- [Short problem]
Scan the material below for lines with the word "Remera" and report how many there are, with nothing added.
* begin Excerpted data *
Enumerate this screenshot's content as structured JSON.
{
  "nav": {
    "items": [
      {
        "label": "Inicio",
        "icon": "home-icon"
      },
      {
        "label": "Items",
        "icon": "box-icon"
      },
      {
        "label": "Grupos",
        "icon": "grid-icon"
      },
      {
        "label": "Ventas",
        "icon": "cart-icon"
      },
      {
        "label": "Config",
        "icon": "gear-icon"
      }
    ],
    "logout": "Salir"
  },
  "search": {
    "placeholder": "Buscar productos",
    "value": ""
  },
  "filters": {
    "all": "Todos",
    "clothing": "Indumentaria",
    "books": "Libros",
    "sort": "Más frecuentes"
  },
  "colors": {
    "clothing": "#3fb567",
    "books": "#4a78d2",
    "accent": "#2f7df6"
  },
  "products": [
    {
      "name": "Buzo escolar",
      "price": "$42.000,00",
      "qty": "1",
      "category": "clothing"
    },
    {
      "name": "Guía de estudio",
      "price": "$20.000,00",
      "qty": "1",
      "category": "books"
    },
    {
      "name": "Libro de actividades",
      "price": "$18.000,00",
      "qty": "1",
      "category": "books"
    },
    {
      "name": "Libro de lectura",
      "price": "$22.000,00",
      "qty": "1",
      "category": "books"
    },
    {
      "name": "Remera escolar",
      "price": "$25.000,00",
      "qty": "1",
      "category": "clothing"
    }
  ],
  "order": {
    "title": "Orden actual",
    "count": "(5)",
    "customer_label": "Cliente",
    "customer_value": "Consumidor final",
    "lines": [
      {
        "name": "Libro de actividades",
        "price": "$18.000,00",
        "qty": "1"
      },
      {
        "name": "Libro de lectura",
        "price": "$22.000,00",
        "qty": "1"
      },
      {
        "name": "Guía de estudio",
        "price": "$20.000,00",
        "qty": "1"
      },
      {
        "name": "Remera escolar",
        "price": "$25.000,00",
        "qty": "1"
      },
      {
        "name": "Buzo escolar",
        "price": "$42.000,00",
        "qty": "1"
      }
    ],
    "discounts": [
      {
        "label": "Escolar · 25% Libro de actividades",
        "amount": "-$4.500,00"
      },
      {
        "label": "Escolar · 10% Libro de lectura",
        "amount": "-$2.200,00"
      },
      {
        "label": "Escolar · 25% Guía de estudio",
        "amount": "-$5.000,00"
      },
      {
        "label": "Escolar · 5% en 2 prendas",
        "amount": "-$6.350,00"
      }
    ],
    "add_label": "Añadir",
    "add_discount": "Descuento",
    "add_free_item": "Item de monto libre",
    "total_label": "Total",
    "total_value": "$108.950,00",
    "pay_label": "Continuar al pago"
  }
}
* end Excerpted data *
- [Written solution]
2